Data in this exercise ->
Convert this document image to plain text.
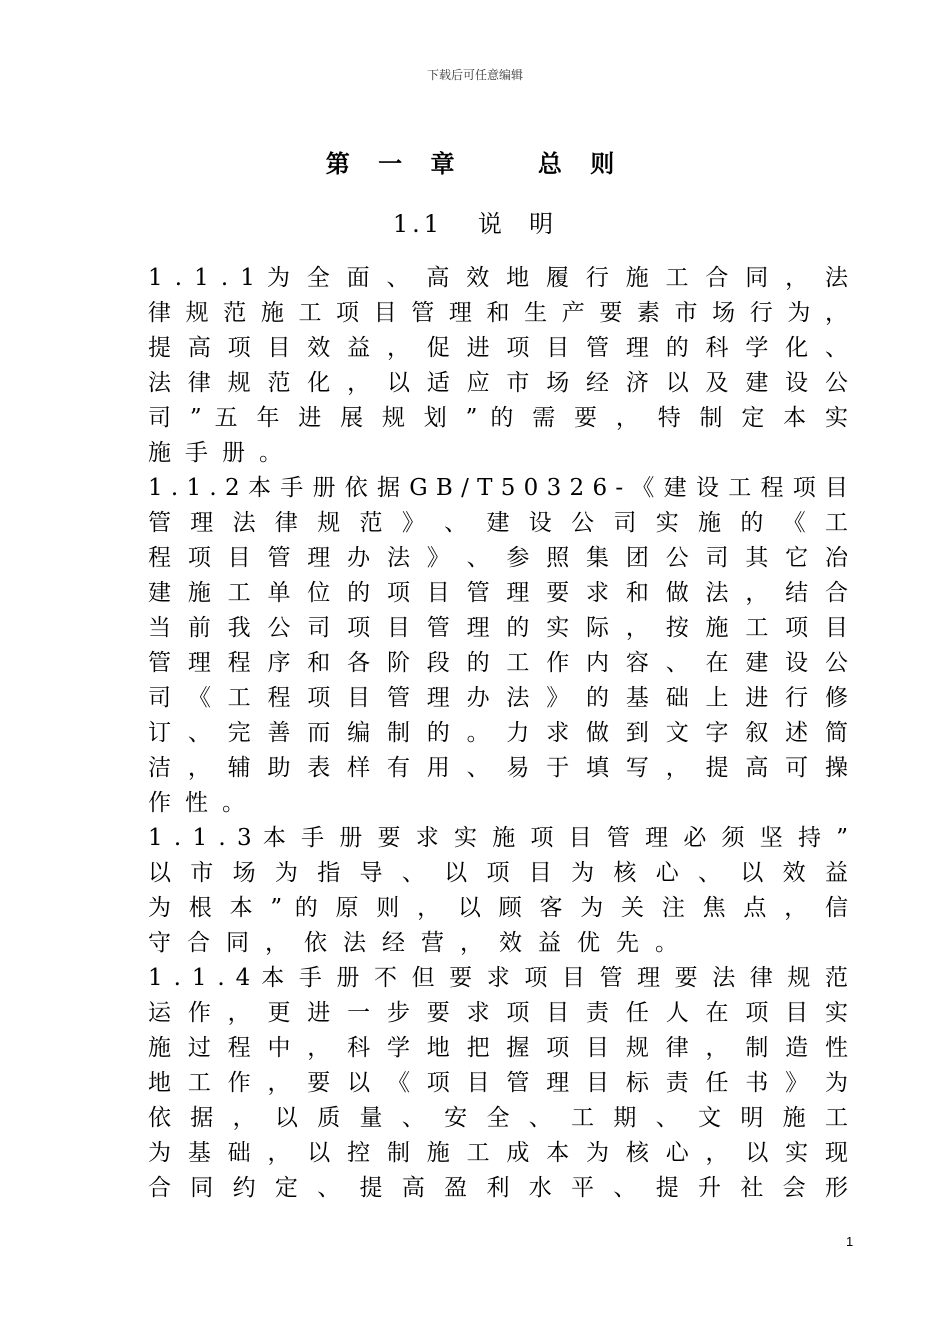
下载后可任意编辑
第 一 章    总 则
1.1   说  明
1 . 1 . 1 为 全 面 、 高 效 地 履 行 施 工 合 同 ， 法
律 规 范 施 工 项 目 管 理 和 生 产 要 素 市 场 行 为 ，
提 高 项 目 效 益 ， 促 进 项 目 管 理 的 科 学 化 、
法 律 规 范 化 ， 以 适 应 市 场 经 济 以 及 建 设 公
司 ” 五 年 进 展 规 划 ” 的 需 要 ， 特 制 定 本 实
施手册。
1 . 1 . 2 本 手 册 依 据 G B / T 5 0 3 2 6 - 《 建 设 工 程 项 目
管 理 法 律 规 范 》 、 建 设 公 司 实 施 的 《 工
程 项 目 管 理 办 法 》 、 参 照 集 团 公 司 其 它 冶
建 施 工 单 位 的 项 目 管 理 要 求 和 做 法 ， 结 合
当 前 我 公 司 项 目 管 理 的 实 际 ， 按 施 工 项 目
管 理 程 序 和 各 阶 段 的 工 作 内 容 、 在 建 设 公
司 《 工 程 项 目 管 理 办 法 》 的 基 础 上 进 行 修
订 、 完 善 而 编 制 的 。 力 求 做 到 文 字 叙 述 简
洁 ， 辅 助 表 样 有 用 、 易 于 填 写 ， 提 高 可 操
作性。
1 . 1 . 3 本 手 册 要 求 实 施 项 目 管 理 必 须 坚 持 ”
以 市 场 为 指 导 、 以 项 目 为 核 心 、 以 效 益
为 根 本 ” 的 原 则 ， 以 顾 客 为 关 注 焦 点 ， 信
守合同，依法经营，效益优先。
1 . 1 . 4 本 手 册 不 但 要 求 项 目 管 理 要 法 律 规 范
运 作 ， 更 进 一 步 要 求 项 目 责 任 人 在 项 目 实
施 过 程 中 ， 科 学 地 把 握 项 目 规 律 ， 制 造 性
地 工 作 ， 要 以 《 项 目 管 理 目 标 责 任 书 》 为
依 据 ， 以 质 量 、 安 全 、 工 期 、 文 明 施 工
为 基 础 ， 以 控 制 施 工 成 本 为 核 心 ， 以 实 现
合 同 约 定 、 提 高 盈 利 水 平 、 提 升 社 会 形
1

---

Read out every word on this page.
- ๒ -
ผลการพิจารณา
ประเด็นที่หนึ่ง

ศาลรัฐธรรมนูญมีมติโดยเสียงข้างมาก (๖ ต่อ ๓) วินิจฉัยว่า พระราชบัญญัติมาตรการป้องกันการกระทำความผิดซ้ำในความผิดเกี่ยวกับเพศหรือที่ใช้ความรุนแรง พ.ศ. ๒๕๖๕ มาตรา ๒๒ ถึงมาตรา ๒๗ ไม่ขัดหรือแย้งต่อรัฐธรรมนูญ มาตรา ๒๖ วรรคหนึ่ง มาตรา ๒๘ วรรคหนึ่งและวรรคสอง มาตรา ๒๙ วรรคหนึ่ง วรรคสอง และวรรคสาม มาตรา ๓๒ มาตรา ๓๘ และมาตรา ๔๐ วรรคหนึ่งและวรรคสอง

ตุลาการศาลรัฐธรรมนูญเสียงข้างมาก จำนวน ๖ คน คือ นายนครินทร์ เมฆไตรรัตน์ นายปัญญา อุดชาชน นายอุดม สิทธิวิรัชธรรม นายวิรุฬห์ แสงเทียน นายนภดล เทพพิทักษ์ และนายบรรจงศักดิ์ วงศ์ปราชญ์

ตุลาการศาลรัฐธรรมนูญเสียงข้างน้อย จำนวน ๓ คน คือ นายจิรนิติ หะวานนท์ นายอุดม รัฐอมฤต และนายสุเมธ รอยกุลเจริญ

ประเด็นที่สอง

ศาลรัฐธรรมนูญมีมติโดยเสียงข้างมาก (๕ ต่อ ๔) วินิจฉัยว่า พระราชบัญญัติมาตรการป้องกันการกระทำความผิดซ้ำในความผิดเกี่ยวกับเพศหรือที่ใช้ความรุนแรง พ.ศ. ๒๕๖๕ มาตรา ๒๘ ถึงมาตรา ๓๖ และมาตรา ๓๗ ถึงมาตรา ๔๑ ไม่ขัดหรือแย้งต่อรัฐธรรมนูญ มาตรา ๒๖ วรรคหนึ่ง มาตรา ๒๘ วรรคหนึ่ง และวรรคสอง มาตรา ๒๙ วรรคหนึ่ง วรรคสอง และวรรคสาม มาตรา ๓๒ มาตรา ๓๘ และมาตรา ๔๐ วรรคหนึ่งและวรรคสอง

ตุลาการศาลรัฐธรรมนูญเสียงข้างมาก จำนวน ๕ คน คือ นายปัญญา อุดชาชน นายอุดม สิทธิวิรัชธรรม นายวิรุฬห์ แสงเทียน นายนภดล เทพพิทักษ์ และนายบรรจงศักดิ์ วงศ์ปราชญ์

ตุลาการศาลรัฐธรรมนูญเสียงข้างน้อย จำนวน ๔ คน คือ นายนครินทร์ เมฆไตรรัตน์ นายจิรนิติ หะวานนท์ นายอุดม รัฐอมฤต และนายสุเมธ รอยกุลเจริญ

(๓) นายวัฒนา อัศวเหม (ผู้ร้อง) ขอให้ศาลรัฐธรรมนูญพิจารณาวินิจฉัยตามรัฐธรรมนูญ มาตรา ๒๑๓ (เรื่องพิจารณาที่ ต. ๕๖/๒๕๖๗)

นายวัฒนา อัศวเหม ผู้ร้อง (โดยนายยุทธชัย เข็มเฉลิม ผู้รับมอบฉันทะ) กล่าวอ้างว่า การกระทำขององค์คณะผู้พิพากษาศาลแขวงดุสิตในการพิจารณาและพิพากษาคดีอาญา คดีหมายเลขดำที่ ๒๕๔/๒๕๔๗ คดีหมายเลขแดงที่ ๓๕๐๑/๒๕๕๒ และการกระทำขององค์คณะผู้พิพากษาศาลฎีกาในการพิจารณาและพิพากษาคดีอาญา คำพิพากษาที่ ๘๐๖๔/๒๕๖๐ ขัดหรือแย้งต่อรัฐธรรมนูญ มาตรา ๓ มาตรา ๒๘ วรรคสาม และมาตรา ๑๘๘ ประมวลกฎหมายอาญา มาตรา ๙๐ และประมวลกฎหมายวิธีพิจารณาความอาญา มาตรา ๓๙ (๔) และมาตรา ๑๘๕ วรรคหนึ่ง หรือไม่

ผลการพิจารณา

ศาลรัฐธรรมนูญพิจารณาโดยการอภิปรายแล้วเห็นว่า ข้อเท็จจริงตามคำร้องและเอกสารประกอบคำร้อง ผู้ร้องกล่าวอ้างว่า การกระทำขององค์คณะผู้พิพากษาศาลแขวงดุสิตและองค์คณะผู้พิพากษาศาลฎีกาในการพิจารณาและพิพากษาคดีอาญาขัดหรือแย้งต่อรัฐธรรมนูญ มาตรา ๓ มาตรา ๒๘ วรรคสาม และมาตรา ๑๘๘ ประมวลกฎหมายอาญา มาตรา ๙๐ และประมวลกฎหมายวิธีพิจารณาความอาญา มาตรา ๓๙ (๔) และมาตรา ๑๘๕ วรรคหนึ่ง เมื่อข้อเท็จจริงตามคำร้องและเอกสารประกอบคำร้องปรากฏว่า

==

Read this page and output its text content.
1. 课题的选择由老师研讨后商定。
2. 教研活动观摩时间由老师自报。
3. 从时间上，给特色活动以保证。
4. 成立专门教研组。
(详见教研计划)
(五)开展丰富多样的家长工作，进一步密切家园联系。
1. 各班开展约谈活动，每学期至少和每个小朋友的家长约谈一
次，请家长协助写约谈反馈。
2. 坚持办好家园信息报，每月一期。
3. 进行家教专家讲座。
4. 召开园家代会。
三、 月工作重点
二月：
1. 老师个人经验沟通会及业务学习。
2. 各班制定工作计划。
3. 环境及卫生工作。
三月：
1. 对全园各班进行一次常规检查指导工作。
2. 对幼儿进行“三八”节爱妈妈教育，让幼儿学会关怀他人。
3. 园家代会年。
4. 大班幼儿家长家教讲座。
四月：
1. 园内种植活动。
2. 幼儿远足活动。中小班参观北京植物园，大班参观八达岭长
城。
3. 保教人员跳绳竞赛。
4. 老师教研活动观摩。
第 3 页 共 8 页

Goal -> Check each line above for "text" and return the ones that have it.

Task response ->
Convert this document image to plain text.
Read this page and output its text content.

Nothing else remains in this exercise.